** Begin Data rows **

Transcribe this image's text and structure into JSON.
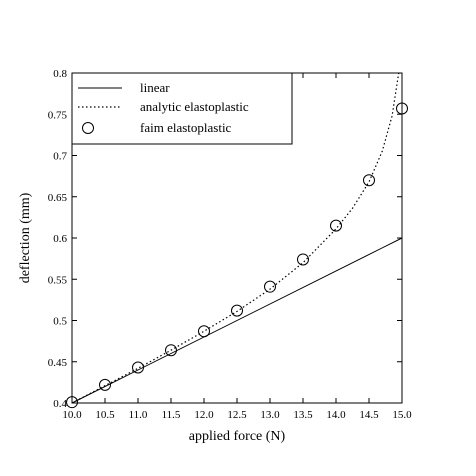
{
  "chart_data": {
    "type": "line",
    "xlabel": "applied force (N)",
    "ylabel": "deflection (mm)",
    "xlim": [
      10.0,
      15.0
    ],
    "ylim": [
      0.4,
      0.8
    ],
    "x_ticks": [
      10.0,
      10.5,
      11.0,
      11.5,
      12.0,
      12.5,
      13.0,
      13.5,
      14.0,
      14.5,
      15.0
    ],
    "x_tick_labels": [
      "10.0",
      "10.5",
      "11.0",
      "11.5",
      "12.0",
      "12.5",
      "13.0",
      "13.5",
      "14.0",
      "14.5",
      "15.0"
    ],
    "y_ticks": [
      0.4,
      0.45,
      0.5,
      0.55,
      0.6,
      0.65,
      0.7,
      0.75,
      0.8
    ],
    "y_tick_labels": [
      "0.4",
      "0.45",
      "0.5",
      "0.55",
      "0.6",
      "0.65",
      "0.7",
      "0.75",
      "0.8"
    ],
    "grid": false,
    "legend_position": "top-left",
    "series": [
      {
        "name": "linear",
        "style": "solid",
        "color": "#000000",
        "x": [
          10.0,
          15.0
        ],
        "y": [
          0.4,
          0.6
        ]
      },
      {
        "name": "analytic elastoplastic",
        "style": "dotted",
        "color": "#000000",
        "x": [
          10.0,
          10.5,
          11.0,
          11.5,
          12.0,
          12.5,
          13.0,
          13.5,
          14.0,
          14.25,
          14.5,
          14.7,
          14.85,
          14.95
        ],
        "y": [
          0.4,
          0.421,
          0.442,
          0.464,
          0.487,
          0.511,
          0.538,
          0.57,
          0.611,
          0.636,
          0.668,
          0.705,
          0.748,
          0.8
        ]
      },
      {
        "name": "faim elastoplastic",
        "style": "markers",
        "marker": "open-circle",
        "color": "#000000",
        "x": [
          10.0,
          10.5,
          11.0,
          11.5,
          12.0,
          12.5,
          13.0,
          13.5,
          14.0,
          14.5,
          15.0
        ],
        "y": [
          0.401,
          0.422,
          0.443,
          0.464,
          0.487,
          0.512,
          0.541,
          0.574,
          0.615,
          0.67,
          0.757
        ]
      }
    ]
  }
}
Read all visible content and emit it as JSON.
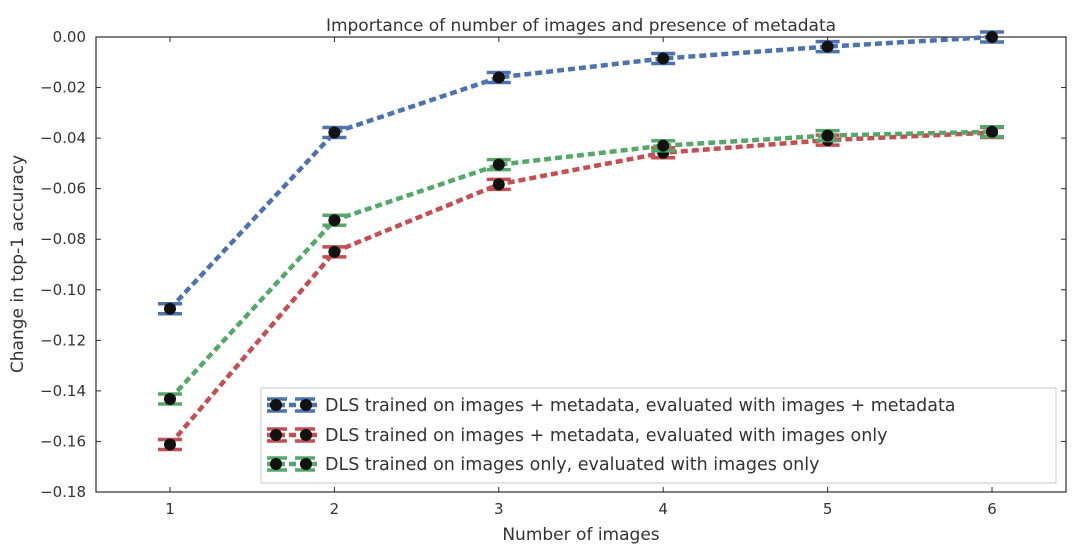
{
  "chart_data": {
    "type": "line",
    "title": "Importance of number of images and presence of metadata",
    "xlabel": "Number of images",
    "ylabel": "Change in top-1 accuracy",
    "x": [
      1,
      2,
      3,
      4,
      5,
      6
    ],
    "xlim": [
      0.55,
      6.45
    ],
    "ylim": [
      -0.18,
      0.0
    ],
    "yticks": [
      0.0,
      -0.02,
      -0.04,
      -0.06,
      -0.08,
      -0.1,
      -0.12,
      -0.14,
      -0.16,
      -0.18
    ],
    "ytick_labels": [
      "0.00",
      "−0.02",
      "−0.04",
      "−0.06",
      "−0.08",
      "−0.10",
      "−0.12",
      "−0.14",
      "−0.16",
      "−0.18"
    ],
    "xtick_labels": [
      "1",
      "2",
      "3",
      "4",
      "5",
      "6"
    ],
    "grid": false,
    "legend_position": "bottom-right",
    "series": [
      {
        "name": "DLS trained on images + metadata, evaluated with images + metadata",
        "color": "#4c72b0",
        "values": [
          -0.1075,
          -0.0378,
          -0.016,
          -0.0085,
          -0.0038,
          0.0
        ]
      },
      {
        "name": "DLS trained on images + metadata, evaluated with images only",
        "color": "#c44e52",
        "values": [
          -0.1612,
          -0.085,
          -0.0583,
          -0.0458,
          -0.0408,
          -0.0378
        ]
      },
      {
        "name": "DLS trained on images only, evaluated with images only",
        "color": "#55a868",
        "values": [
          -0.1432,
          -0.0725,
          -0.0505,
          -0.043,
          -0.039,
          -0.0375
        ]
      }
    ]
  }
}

** End Data rows **

Examine the listing and say how many of its lines contain the string "elastoplastic". Give the number alone.

2